* Task requirements *
Quote word for word the part of the records that opens with the line containing "x-tick-label: 03:54 bbox=[702, 919, 783, 952]" and closes with the line containing "dark-vertical-band bbox=[577, 43, 629, 871]", including both of those lines.

Start

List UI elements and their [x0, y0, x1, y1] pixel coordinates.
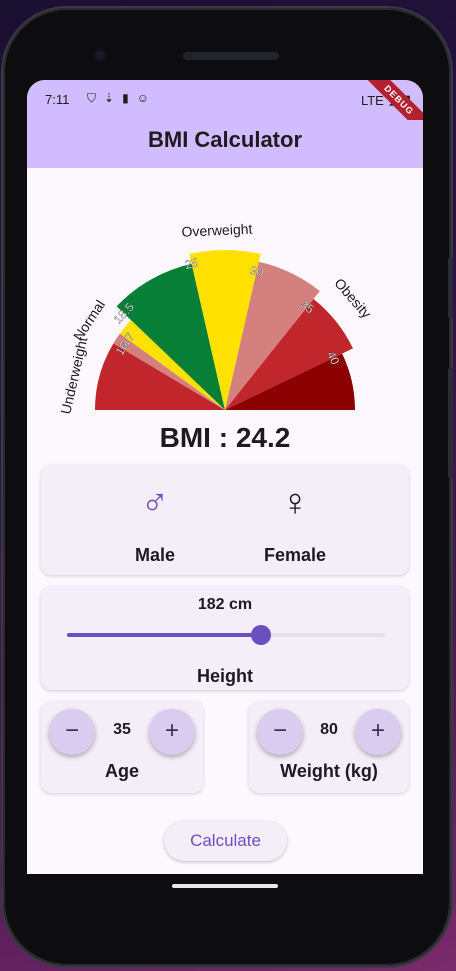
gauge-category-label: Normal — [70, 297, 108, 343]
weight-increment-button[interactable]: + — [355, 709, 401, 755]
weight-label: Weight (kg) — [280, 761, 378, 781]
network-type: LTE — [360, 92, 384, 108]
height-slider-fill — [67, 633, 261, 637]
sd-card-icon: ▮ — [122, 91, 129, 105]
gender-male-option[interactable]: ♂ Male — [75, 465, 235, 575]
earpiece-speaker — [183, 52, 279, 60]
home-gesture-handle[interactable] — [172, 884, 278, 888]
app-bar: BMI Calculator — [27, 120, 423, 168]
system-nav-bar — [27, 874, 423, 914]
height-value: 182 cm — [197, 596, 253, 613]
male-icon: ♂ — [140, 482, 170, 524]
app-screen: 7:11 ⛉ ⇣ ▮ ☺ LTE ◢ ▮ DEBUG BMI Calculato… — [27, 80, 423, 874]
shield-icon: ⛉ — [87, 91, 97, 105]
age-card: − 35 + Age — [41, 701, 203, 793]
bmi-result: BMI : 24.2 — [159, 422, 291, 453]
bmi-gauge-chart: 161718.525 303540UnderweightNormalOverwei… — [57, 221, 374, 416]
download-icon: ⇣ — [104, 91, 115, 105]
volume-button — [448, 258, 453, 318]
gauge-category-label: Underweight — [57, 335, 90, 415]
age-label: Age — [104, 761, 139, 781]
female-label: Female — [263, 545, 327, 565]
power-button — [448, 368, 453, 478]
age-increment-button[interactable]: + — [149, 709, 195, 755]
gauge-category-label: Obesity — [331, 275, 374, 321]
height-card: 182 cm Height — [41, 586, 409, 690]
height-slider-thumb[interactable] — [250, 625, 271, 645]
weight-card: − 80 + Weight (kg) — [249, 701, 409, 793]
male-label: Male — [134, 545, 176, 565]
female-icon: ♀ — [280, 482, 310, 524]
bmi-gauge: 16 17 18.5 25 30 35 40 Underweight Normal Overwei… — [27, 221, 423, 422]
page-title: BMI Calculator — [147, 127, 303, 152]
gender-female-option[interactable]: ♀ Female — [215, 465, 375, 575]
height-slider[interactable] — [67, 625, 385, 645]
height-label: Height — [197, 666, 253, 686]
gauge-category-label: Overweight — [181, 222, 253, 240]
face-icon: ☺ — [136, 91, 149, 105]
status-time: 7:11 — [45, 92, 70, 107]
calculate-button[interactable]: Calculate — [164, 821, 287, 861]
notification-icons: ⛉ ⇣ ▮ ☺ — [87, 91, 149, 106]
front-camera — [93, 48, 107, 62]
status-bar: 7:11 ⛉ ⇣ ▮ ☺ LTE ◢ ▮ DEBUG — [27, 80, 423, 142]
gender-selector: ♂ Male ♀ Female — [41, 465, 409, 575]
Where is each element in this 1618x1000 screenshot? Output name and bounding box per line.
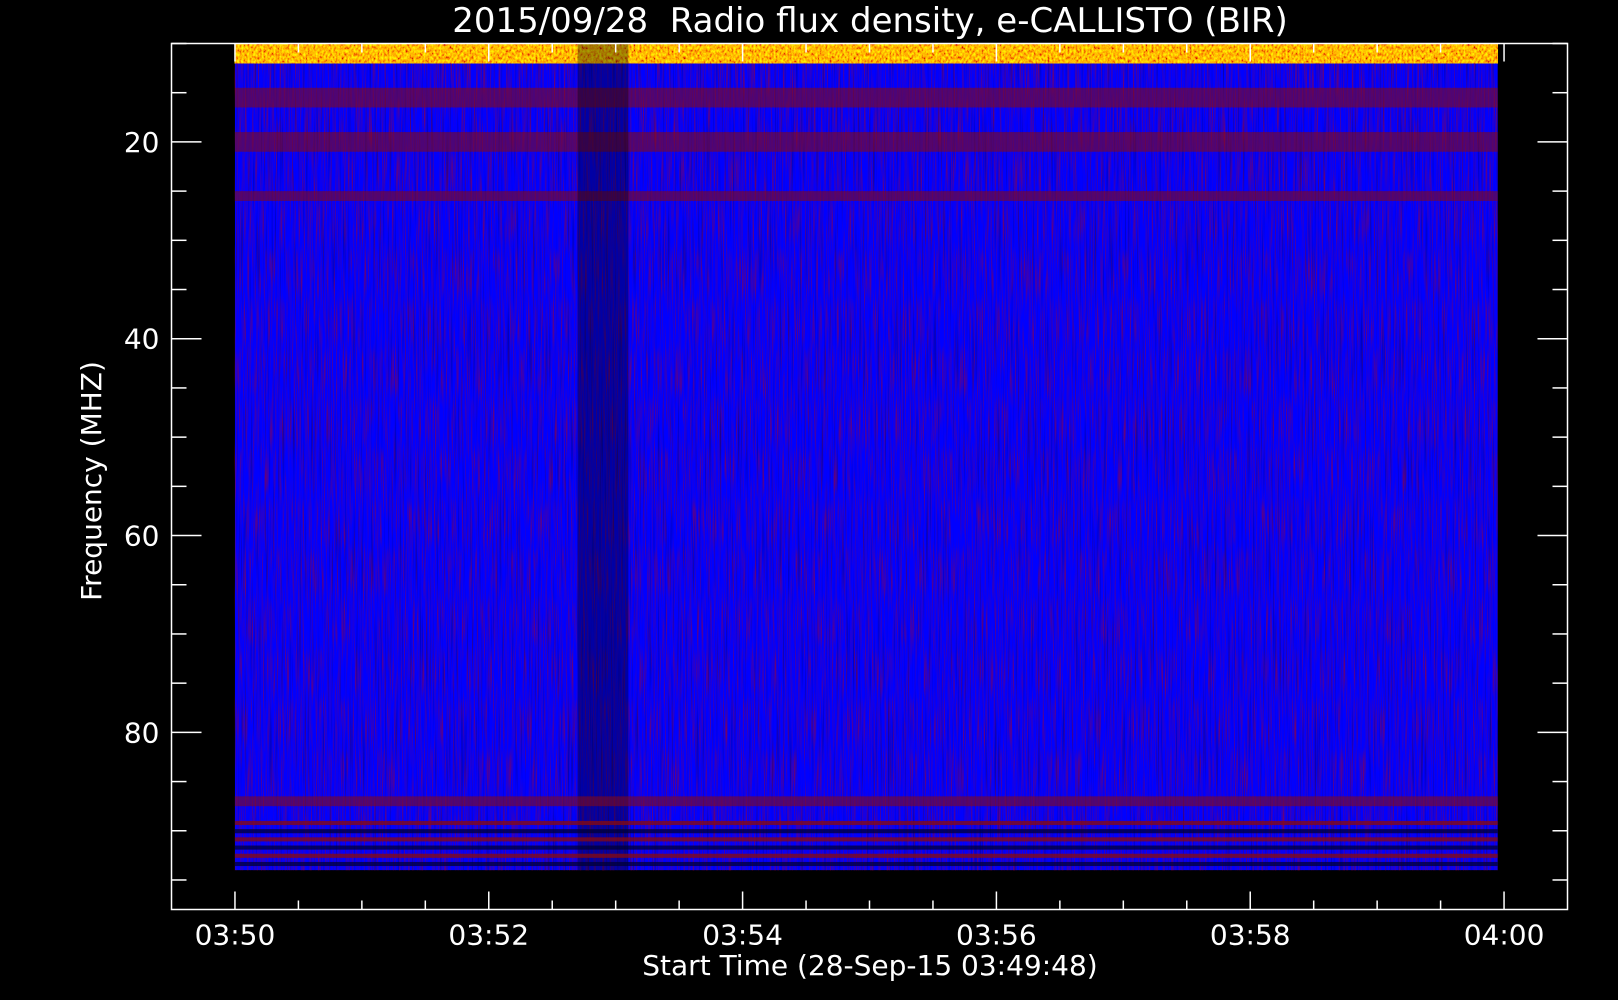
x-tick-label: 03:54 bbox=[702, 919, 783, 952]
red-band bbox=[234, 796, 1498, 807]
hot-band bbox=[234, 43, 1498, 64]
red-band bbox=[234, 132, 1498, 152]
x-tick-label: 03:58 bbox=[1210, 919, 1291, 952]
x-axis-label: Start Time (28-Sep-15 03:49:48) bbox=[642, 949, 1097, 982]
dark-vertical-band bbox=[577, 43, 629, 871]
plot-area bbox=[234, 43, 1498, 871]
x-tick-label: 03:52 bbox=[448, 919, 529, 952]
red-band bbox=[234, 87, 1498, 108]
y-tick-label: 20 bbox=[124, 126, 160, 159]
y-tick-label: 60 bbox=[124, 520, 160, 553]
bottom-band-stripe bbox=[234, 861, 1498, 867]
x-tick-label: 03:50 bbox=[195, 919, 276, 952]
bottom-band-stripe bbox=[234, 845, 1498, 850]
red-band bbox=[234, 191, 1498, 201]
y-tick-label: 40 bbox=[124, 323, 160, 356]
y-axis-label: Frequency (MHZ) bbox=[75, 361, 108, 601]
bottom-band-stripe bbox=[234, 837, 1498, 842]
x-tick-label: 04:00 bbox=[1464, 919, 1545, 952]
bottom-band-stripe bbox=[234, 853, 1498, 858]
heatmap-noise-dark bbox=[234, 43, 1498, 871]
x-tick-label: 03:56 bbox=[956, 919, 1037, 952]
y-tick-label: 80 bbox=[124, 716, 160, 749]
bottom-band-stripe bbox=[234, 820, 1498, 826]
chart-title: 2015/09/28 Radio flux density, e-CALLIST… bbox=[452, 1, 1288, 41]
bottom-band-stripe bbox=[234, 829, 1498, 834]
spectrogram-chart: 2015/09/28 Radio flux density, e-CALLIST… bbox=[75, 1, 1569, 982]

End
Start

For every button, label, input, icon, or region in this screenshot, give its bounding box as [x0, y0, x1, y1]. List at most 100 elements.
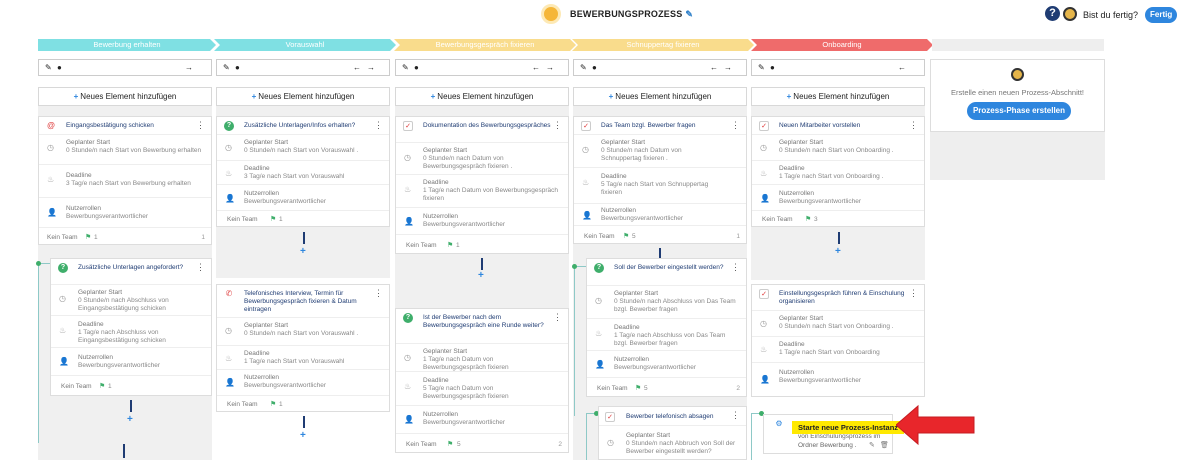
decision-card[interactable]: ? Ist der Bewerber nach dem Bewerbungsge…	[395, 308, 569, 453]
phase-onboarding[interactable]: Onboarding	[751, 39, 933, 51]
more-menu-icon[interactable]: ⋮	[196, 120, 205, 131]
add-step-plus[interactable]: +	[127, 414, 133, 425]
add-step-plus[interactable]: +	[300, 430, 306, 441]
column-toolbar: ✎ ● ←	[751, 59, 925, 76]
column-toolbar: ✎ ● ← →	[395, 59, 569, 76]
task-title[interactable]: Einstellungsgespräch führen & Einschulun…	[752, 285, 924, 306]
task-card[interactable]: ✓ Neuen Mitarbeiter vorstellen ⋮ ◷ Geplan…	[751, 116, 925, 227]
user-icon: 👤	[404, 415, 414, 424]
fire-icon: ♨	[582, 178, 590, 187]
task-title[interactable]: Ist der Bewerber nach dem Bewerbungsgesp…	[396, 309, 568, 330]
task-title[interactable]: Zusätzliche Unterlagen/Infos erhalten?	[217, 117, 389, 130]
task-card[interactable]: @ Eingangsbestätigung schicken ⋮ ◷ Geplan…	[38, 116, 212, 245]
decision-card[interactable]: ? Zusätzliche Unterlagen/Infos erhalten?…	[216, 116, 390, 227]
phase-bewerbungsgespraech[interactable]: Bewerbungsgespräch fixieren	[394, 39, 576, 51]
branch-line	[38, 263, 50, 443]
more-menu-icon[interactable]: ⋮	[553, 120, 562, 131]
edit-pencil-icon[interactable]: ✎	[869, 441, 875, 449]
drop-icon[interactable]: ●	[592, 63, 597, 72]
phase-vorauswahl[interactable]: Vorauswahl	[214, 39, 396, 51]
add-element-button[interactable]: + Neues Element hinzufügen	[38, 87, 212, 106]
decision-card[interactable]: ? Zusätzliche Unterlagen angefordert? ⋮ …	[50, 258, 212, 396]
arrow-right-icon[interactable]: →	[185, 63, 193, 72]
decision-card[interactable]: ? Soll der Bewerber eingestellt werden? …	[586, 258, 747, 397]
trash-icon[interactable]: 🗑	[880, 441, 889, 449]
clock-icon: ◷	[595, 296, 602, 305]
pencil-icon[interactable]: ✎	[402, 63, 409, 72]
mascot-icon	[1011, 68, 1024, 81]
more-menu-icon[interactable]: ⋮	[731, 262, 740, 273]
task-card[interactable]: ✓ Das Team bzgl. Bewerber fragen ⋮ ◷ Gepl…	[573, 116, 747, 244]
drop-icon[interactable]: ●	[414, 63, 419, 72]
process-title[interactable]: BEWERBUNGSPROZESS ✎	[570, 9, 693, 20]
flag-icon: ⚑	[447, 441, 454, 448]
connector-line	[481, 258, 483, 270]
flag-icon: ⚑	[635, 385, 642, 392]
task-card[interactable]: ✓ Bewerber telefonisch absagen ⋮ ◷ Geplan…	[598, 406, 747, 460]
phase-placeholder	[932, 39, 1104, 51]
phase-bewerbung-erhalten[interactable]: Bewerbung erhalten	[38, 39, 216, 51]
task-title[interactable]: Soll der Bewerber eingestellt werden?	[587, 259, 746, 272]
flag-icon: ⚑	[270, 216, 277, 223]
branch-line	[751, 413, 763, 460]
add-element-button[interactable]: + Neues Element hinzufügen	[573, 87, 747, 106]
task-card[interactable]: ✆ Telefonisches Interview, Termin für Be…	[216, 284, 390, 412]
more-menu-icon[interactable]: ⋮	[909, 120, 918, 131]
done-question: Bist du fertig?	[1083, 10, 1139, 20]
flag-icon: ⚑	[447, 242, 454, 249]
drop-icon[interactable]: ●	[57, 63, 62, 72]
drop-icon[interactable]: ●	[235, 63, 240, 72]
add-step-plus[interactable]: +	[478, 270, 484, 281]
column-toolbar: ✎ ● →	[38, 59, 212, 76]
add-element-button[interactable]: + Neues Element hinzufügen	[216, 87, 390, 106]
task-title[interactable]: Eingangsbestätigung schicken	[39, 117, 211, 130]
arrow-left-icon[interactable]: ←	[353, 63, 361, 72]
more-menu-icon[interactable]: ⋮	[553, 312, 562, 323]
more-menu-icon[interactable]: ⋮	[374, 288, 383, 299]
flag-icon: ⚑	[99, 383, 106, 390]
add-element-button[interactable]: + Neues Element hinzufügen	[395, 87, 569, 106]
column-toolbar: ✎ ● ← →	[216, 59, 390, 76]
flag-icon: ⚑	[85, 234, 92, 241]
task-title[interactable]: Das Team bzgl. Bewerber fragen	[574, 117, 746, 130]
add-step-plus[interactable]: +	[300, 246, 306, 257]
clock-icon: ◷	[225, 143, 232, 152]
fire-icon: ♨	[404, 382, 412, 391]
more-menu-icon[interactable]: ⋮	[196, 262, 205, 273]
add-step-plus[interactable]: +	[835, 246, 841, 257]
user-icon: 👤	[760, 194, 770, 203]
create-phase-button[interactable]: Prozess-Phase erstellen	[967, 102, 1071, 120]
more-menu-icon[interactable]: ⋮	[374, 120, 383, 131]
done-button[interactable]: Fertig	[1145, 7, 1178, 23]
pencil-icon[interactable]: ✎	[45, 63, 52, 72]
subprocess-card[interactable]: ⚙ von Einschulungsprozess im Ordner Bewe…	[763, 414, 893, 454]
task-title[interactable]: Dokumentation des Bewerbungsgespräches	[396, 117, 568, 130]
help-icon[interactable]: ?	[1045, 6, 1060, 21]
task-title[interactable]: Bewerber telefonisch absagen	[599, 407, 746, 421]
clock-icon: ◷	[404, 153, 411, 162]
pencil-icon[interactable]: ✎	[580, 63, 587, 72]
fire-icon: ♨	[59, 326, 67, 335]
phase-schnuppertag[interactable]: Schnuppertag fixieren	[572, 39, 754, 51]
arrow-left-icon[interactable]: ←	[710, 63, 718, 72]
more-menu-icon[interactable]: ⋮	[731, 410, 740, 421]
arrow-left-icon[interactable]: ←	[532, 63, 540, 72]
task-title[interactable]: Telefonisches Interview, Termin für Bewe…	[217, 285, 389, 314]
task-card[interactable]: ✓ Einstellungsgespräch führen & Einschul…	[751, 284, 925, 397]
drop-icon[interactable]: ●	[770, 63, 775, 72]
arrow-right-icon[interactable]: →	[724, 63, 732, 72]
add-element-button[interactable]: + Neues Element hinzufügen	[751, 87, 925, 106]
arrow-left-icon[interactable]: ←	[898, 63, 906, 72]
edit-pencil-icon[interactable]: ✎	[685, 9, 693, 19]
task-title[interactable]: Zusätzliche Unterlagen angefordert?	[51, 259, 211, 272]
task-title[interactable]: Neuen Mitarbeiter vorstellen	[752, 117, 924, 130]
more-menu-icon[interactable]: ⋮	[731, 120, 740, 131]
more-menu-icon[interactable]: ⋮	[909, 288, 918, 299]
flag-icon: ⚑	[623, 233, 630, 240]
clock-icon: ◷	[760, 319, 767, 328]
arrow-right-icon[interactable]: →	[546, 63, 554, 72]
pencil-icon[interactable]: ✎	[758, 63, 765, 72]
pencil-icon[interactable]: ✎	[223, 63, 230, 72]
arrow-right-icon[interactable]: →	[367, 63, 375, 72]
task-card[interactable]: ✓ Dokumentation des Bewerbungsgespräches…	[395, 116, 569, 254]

End

* Reply *
x-tick-label: 03:54 bbox=[702, 919, 783, 952]
red-band bbox=[234, 796, 1498, 807]
hot-band bbox=[234, 43, 1498, 64]
red-band bbox=[234, 132, 1498, 152]
x-tick-label: 03:58 bbox=[1210, 919, 1291, 952]
x-axis-label: Start Time (28-Sep-15 03:49:48) bbox=[642, 949, 1097, 982]
dark-vertical-band bbox=[577, 43, 629, 871]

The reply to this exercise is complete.